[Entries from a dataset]
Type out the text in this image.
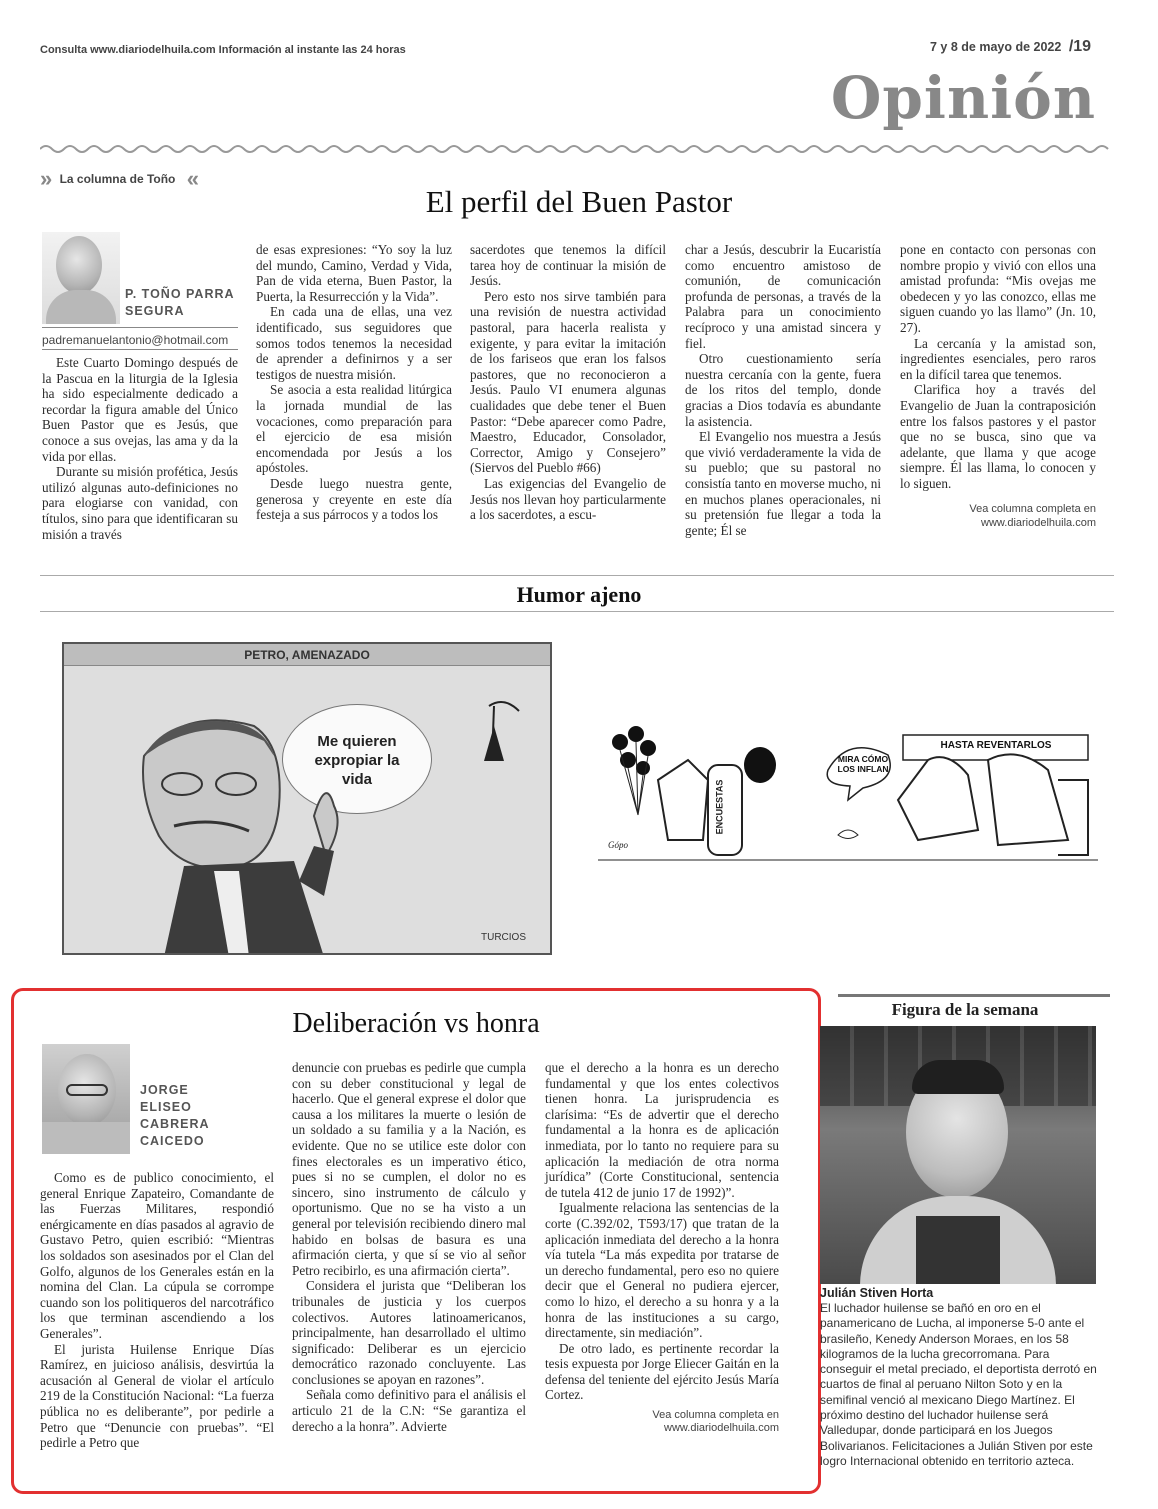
Consulta www.diariodelhuila.com Información al instante las 24 horas	7 y 8 de mayo de 2022 /19
Opinión
» La columna de Toño «
El perfil del Buen Pastor
P. TOÑO PARRA
SEGURA
padremanuelantonio@hotmail.com

Este Cuarto Domingo después de la Pascua en la liturgia de la Iglesia ha sido especialmente dedicado a recordar la figura amable del Único Buen Pastor que es Jesús, que conoce a sus ovejas, las ama y da la vida por ellas.

Durante su misión profética, Jesús utilizó algunas auto-definiciones no para elogiarse con vanidad, con títulos, sino para que identificaran su misión a través

de esas expresiones: “Yo soy la luz del mundo, Camino, Verdad y Vida, Pan de vida eterna, Buen Pastor, la Puerta, la Resurrección y la Vida”.

En cada una de ellas, una vez identificado, sus seguidores que somos todos tenemos la necesidad de aprender a definirnos y a ser testigos de nuestra misión.

Se asocia a esta realidad litúrgica la jornada mundial de las vocaciones, como preparación para el ejercicio de esa misión encomendada por Jesús a los apóstoles.

Desde luego nuestra gente, generosa y creyente en este día festeja a sus párrocos y a todos los

sacerdotes que tenemos la difícil tarea hoy de continuar la misión de Jesús.

Pero esto nos sirve también para una revisión de nuestra actividad pastoral, para hacerla realista y exigente, y para evitar la imitación de los fariseos que eran los falsos pastores, que no reconocieron a Jesús. Paulo VI enumera algunas cualidades que debe tener el Buen Pastor: “Debe aparecer como Padre, Maestro, Educador, Consolador, Corrector, Amigo y Consejero” (Siervos del Pueblo #66)

Las exigencias del Evangelio de Jesús nos llevan hoy particularmente a los sacerdotes, a escu-

char a Jesús, descubrir la Eucaristía como encuentro amistoso de comunión, de comunicación profunda de personas, a través de la Palabra para un conocimiento recíproco y una amistad sincera y fiel.

Otro cuestionamiento sería nuestra cercanía con la gente, fuera de los ritos del templo, donde gracias a Dios todavía es abundante la asistencia.

El Evangelio nos muestra a Jesús que vivió verdaderamente la vida de su pueblo; que su pastoral no consistía tanto en moverse mucho, ni en muchos planes operacionales, ni su pretensión fue llegar a toda la gente; Él se

pone en contacto con personas con nombre propio y vivió con ellos una amistad profunda: “Mis ovejas me obedecen y yo las conozco, ellas me siguen cuando yo las llamo” (Jn. 10, 27).

La cercanía y la amistad son, ingredientes esenciales, pero raros en la difícil tarea que tenemos.

Clarifica hoy a través del Evangelio de Juan la contraposición entre los falsos pastores y el pastor que no se busca, sino que va adelante, que llama y que acoge siempre. Él las llama, lo conocen y lo siguen.

Vea columna completa en
www.diariodelhuila.com
Humor ajeno
PETRO, AMENAZADO
Me quieren expropiar la vida
TURCIOS
ENCUESTAS
MIRA CÓMO LOS INFLAN
HASTA REVENTARLOS
Gópo
Deliberación vs honra
JORGE
ELISEO
CABRERA
CAICEDO

Como es de publico conocimiento, el general Enrique Zapateiro, Comandante de las Fuerzas Militares, respondió enérgicamente en días pasados al agravio de Gustavo Petro, quien escribió: “Mientras los soldados son asesinados por el Clan del Golfo, algunos de los Generales están en la nomina del Clan. La cúpula se corrompe cuando son los politiqueros del narcotráfico los que terminan ascendiendo a los Generales”.

El jurista Huilense Enrique Días Ramírez, en juicioso análisis, desvirtúa la acusación al General de violar el artículo 219 de la Constitución Nacional: “La fuerza pública no es deliberante”, por pedirle a Petro que “Denuncie con pruebas”. “El pedirle a Petro que

denuncie con pruebas es pedirle que cumpla con su deber constitucional y legal de hacerlo. Que el general exprese el dolor que causa a los militares la muerte o lesión de un soldado a su familia y a la Nación, es evidente. Que no se utilice este dolor con fines electorales es un imperativo ético, pues si no se cumplen, el dolor no es sincero, sino instrumento de cálculo y oportunismo. Que no se ha visto a un general por televisión recibiendo dinero mal habido en bolsas de basura es una afirmación cierta, y que sí se vio al señor Petro recibirlo, es una afirmación cierta”.

Considera el jurista que “Deliberan los tribunales de justicia y los cuerpos colectivos. Autores latinoamericanos, principalmente, han desarrollado el ultimo significado: Deliberar es un ejercicio democrático razonado concluyente. Las conclusiones se apoyan en razones”.

Señala como definitivo para el análisis el articulo 21 de la C.N: “Se garantiza el derecho a la honra”. Advierte

que el derecho a la honra es un derecho fundamental y que los entes colectivos tienen honra. La jurisprudencia es clarísima: “Es de advertir que el derecho fundamental a la honra es de aplicación inmediata, por lo tanto no requiere para su aplicación la mediación de otra norma jurídica” (Corte Constitucional, sentencia de tutela 412 de junio 17 de 1992)”.

Igualmente relaciona las sentencias de la corte (C.392/02, T593/17) que tratan de la aplicación inmediata del derecho a la honra vía tutela “La más expedita por tratarse de un derecho fundamental, pero eso no quiere decir que el General no pudiera ejercer, como lo hizo, el derecho a su honra y a la honra de las instituciones a su cargo, directamente, sin mediación”.

De otro lado, es pertinente recordar la tesis expuesta por Jorge Eliecer Gaitán en la defensa del teniente del ejército Jesús María Cortez.

Vea columna completa en
www.diariodelhuila.com
Figura de la semana
Julián Stiven Horta
El luchador huilense se bañó en oro en el panamericano de Lucha, al imponerse 5-0 ante el brasileño, Kenedy Anderson Moraes, en los 58 kilogramos de la lucha grecorromana. Para conseguir el metal preciado, el deportista derrotó en cuartos de final al peruano Nilton Soto y en la semifinal venció al mexicano Diego Martínez. El próximo destino del luchador huilense será Valledupar, donde participará en los Juegos Bolivarianos. Felicitaciones a Julián Stiven por este logro Internacional obtenido en territorio azteca.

Work to complete - Pictures don't belong in the copy. Transcribe every record exactly as it appears.

Written solution -
Type out the text in this image.
Consulta www.diariodelhuila.com Información al instante las 24 horas	7 y 8 de mayo de 2022 /19
Opinión
» La columna de Toño «
El perfil del Buen Pastor
P. TOÑO PARRA
SEGURA
padremanuelantonio@hotmail.com

Este Cuarto Domingo después de la Pascua en la liturgia de la Iglesia ha sido especialmente dedicado a recordar la figura amable del Único Buen Pastor que es Jesús, que conoce a sus ovejas, las ama y da la vida por ellas.

Durante su misión profética, Jesús utilizó algunas auto-definiciones no para elogiarse con vanidad, con títulos, sino para que identificaran su misión a través

de esas expresiones: “Yo soy la luz del mundo, Camino, Verdad y Vida, Pan de vida eterna, Buen Pastor, la Puerta, la Resurrección y la Vida”.

En cada una de ellas, una vez identificado, sus seguidores que somos todos tenemos la necesidad de aprender a definirnos y a ser testigos de nuestra misión.

Se asocia a esta realidad litúrgica la jornada mundial de las vocaciones, como preparación para el ejercicio de esa misión encomendada por Jesús a los apóstoles.

Desde luego nuestra gente, generosa y creyente en este día festeja a sus párrocos y a todos los

sacerdotes que tenemos la difícil tarea hoy de continuar la misión de Jesús.

Pero esto nos sirve también para una revisión de nuestra actividad pastoral, para hacerla realista y exigente, y para evitar la imitación de los fariseos que eran los falsos pastores, que no reconocieron a Jesús. Paulo VI enumera algunas cualidades que debe tener el Buen Pastor: “Debe aparecer como Padre, Maestro, Educador, Consolador, Corrector, Amigo y Consejero” (Siervos del Pueblo #66)

Las exigencias del Evangelio de Jesús nos llevan hoy particularmente a los sacerdotes, a escu-

char a Jesús, descubrir la Eucaristía como encuentro amistoso de comunión, de comunicación profunda de personas, a través de la Palabra para un conocimiento recíproco y una amistad sincera y fiel.

Otro cuestionamiento sería nuestra cercanía con la gente, fuera de los ritos del templo, donde gracias a Dios todavía es abundante la asistencia.

El Evangelio nos muestra a Jesús que vivió verdaderamente la vida de su pueblo; que su pastoral no consistía tanto en moverse mucho, ni en muchos planes operacionales, ni su pretensión fue llegar a toda la gente; Él se

pone en contacto con personas con nombre propio y vivió con ellos una amistad profunda: “Mis ovejas me obedecen y yo las conozco, ellas me siguen cuando yo las llamo” (Jn. 10, 27).

La cercanía y la amistad son, ingredientes esenciales, pero raros en la difícil tarea que tenemos.

Clarifica hoy a través del Evangelio de Juan la contraposición entre los falsos pastores y el pastor que no se busca, sino que va adelante, que llama y que acoge siempre. Él las llama, lo conocen y lo siguen.

Vea columna completa en
www.diariodelhuila.com
Humor ajeno
PETRO, AMENAZADO
Me quieren expropiar la vida
TURCIOS
ENCUESTAS
MIRA CÓMO LOS INFLAN
HASTA REVENTARLOS
Gópo
Deliberación vs honra
JORGE
ELISEO
CABRERA
CAICEDO

Como es de publico conocimiento, el general Enrique Zapateiro, Comandante de las Fuerzas Militares, respondió enérgicamente en días pasados al agravio de Gustavo Petro, quien escribió: “Mientras los soldados son asesinados por el Clan del Golfo, algunos de los Generales están en la nomina del Clan. La cúpula se corrompe cuando son los politiqueros del narcotráfico los que terminan ascendiendo a los Generales”.

El jurista Huilense Enrique Días Ramírez, en juicioso análisis, desvirtúa la acusación al General de violar el artículo 219 de la Constitución Nacional: “La fuerza pública no es deliberante”, por pedirle a Petro que “Denuncie con pruebas”. “El pedirle a Petro que

denuncie con pruebas es pedirle que cumpla con su deber constitucional y legal de hacerlo. Que el general exprese el dolor que causa a los militares la muerte o lesión de un soldado a su familia y a la Nación, es evidente. Que no se utilice este dolor con fines electorales es un imperativo ético, pues si no se cumplen, el dolor no es sincero, sino instrumento de cálculo y oportunismo. Que no se ha visto a un general por televisión recibiendo dinero mal habido en bolsas de basura es una afirmación cierta, y que sí se vio al señor Petro recibirlo, es una afirmación cierta”.

Considera el jurista que “Deliberan los tribunales de justicia y los cuerpos colectivos. Autores latinoamericanos, principalmente, han desarrollado el ultimo significado: Deliberar es un ejercicio democrático razonado concluyente. Las conclusiones se apoyan en razones”.

Señala como definitivo para el análisis el articulo 21 de la C.N: “Se garantiza el derecho a la honra”. Advierte

que el derecho a la honra es un derecho fundamental y que los entes colectivos tienen honra. La jurisprudencia es clarísima: “Es de advertir que el derecho fundamental a la honra es de aplicación inmediata, por lo tanto no requiere para su aplicación la mediación de otra norma jurídica” (Corte Constitucional, sentencia de tutela 412 de junio 17 de 1992)”.

Igualmente relaciona las sentencias de la corte (C.392/02, T593/17) que tratan de la aplicación inmediata del derecho a la honra vía tutela “La más expedita por tratarse de un derecho fundamental, pero eso no quiere decir que el General no pudiera ejercer, como lo hizo, el derecho a su honra y a la honra de las instituciones a su cargo, directamente, sin mediación”.

De otro lado, es pertinente recordar la tesis expuesta por Jorge Eliecer Gaitán en la defensa del teniente del ejército Jesús María Cortez.

Vea columna completa en
www.diariodelhuila.com
Figura de la semana
Julián Stiven Horta
El luchador huilense se bañó en oro en el panamericano de Lucha, al imponerse 5-0 ante el brasileño, Kenedy Anderson Moraes, en los 58 kilogramos de la lucha grecorromana. Para conseguir el metal preciado, el deportista derrotó en cuartos de final al peruano Nilton Soto y en la semifinal venció al mexicano Diego Martínez. El próximo destino del luchador huilense será Valledupar, donde participará en los Juegos Bolivarianos. Felicitaciones a Julián Stiven por este logro Internacional obtenido en territorio azteca.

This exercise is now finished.